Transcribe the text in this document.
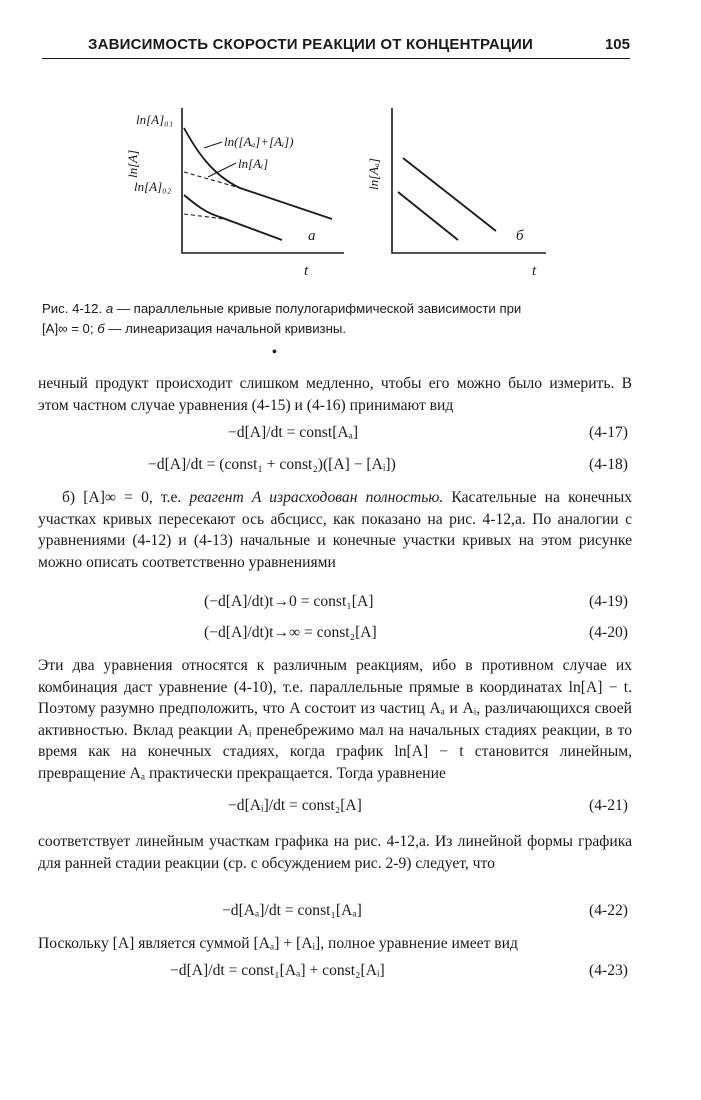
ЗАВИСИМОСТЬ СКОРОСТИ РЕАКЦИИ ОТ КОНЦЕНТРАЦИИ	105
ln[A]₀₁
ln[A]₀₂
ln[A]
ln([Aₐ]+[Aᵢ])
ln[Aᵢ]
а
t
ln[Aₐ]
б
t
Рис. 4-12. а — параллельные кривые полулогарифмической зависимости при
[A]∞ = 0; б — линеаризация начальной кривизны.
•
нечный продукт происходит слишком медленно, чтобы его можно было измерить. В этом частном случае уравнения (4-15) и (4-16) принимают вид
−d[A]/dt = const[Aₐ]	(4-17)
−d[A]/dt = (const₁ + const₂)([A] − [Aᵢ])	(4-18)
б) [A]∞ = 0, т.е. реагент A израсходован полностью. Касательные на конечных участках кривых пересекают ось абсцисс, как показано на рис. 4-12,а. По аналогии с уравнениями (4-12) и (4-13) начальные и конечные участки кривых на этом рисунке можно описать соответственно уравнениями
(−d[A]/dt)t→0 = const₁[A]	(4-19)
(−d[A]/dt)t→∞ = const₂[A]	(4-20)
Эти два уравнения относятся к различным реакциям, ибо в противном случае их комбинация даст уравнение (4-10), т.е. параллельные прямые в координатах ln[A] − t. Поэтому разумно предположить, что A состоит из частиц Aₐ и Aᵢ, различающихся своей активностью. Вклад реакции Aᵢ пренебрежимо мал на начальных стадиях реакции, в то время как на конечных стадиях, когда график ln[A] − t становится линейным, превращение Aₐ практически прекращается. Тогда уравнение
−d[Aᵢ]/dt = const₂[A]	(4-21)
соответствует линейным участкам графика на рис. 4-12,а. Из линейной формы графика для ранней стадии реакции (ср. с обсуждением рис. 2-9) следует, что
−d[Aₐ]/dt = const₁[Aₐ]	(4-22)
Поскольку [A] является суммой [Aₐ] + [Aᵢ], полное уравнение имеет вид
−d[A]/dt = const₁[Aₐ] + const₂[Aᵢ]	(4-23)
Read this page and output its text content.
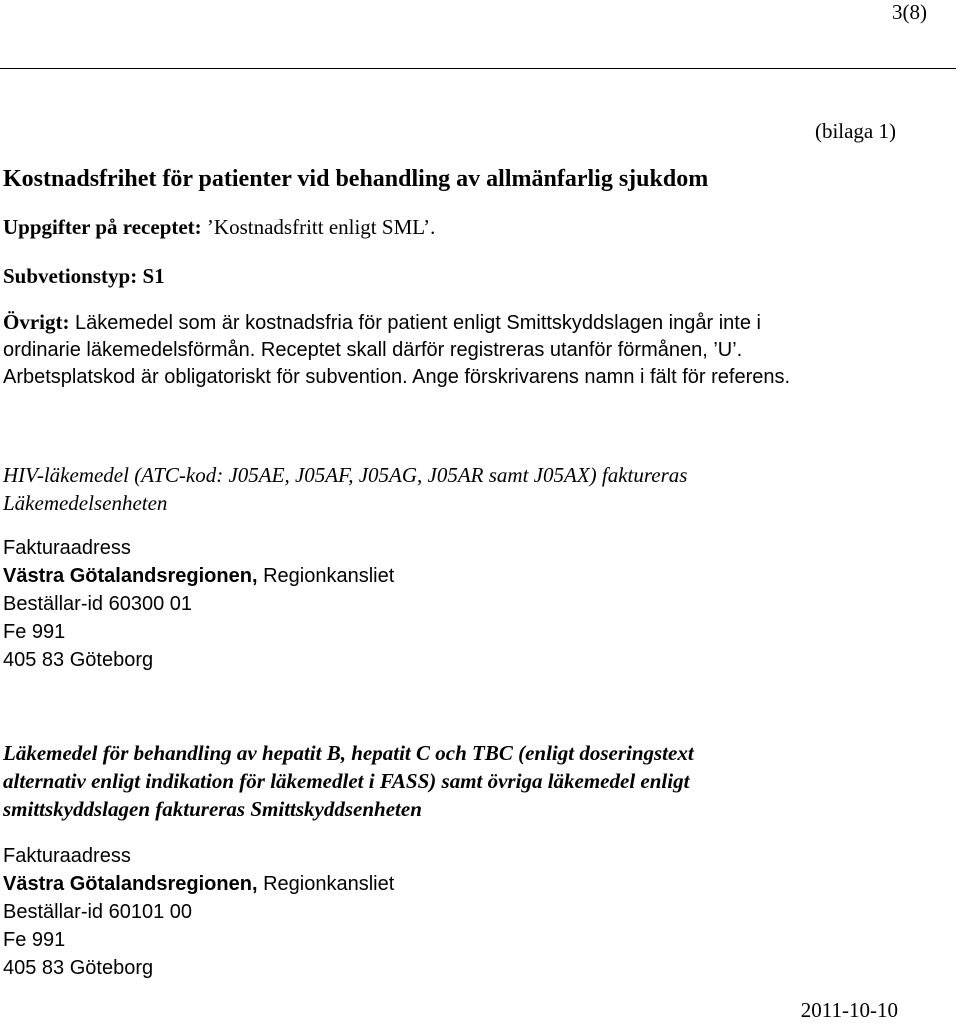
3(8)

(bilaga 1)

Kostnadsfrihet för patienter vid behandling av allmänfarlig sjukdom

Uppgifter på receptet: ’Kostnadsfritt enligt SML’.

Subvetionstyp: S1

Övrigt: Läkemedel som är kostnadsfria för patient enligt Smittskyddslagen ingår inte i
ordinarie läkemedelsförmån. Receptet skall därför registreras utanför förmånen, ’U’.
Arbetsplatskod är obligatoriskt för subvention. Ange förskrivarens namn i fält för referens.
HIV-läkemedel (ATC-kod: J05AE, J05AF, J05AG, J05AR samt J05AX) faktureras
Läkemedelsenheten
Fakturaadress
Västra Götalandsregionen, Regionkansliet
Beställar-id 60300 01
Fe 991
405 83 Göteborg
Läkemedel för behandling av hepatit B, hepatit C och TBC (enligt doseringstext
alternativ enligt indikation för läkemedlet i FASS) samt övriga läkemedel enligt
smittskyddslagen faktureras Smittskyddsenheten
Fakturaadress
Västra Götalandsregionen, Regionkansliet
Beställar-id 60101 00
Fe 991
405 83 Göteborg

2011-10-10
━━━━━━━━
Count the lines of the listing above that include the word "this" and state the total with nothing else.

2